### Work to do
Restate the entries below verbatim.

((

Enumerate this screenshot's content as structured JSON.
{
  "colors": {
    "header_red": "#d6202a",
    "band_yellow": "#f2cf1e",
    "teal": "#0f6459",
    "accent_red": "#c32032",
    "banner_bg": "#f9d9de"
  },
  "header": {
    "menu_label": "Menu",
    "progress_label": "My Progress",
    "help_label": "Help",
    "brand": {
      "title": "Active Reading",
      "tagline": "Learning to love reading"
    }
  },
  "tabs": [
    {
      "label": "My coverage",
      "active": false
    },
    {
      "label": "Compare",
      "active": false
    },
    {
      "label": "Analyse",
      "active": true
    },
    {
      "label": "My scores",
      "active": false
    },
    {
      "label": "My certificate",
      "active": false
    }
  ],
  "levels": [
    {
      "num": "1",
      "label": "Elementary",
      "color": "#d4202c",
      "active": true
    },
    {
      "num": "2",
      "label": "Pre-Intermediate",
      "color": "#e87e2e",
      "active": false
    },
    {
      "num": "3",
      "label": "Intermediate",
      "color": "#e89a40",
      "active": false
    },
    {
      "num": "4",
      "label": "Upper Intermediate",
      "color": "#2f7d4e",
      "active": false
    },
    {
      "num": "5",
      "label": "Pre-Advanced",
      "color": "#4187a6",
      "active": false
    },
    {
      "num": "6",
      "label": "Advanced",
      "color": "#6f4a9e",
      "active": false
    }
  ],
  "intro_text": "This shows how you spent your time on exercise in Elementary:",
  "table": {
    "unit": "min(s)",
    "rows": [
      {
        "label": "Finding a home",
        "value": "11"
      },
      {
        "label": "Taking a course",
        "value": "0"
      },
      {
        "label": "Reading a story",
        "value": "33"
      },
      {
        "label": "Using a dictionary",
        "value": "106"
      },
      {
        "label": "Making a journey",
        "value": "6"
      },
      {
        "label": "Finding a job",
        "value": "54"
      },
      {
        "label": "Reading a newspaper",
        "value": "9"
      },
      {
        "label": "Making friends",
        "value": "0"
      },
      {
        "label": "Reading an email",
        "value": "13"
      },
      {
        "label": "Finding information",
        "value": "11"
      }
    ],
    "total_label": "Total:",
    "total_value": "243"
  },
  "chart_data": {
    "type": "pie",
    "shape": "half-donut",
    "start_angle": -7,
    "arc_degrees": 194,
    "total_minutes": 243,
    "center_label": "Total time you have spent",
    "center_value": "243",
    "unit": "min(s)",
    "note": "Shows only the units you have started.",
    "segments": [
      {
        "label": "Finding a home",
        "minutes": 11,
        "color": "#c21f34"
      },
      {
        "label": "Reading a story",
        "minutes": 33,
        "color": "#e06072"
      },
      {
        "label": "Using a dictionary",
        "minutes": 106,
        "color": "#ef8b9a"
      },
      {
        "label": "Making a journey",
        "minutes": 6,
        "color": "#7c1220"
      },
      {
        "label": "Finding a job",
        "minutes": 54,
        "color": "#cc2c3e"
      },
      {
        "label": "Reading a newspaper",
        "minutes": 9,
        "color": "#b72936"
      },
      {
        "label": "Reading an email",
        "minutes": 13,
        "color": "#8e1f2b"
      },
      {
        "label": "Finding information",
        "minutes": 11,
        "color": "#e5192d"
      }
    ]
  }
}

))

### Solution for this exercise
Enumerate this screenshot's content as structured JSON.
{
  "colors": {
    "header_red": "#d6202a",
    "band_yellow": "#f2cf1e",
    "teal": "#0f6459",
    "accent_red": "#c32032",
    "banner_bg": "#f9d9de"
  },
  "header": {
    "menu_label": "Menu",
    "progress_label": "My Progress",
    "help_label": "Help",
    "brand": {
      "title": "Active Reading",
      "tagline": "Learning to love reading"
    }
  },
  "tabs": [
    {
      "label": "My coverage",
      "active": false
    },
    {
      "label": "Compare",
      "active": false
    },
    {
      "label": "Analyse",
      "active": true
    },
    {
      "label": "My scores",
      "active": false
    },
    {
      "label": "My certificate",
      "active": false
    }
  ],
  "levels": [
    {
      "num": "1",
      "label": "Elementary",
      "color": "#d4202c",
      "active": true
    },
    {
      "num": "2",
      "label": "Pre-Intermediate",
      "color": "#e87e2e",
      "active": false
    },
    {
      "num": "3",
      "label": "Intermediate",
      "color": "#e89a40",
      "active": false
    },
    {
      "num": "4",
      "label": "Upper Intermediate",
      "color": "#2f7d4e",
      "active": false
    },
    {
      "num": "5",
      "label": "Pre-Advanced",
      "color": "#4187a6",
      "active": false
    },
    {
      "num": "6",
      "label": "Advanced",
      "color": "#6f4a9e",
      "active": false
    }
  ],
  "intro_text": "This shows how you spent your time on exercise in Elementary:",
  "table": {
    "unit": "min(s)",
    "rows": [
      {
        "label": "Finding a home",
        "value": "11"
      },
      {
        "label": "Taking a course",
        "value": "0"
      },
      {
        "label": "Reading a story",
        "value": "33"
      },
      {
        "label": "Using a dictionary",
        "value": "106"
      },
      {
        "label": "Making a journey",
        "value": "6"
      },
      {
        "label": "Finding a job",
        "value": "54"
      },
      {
        "label": "Reading a newspaper",
        "value": "9"
      },
      {
        "label": "Making friends",
        "value": "0"
      },
      {
        "label": "Reading an email",
        "value": "13"
      },
      {
        "label": "Finding information",
        "value": "11"
      }
    ],
    "total_label": "Total:",
    "total_value": "243"
  },
  "chart_data": {
    "type": "pie",
    "shape": "half-donut",
    "start_angle": -7,
    "arc_degrees": 194,
    "total_minutes": 243,
    "center_label": "Total time you have spent",
    "center_value": "243",
    "unit": "min(s)",
    "note": "Shows only the units you have started.",
    "segments": [
      {
        "label": "Finding a home",
        "minutes": 11,
        "color": "#c21f34"
      },
      {
        "label": "Reading a story",
        "minutes": 33,
        "color": "#e06072"
      },
      {
        "label": "Using a dictionary",
        "minutes": 106,
        "color": "#ef8b9a"
      },
      {
        "label": "Making a journey",
        "minutes": 6,
        "color": "#7c1220"
      },
      {
        "label": "Finding a job",
        "minutes": 54,
        "color": "#cc2c3e"
      },
      {
        "label": "Reading a newspaper",
        "minutes": 9,
        "color": "#b72936"
      },
      {
        "label": "Reading an email",
        "minutes": 13,
        "color": "#8e1f2b"
      },
      {
        "label": "Finding information",
        "minutes": 11,
        "color": "#e5192d"
      }
    ]
  }
}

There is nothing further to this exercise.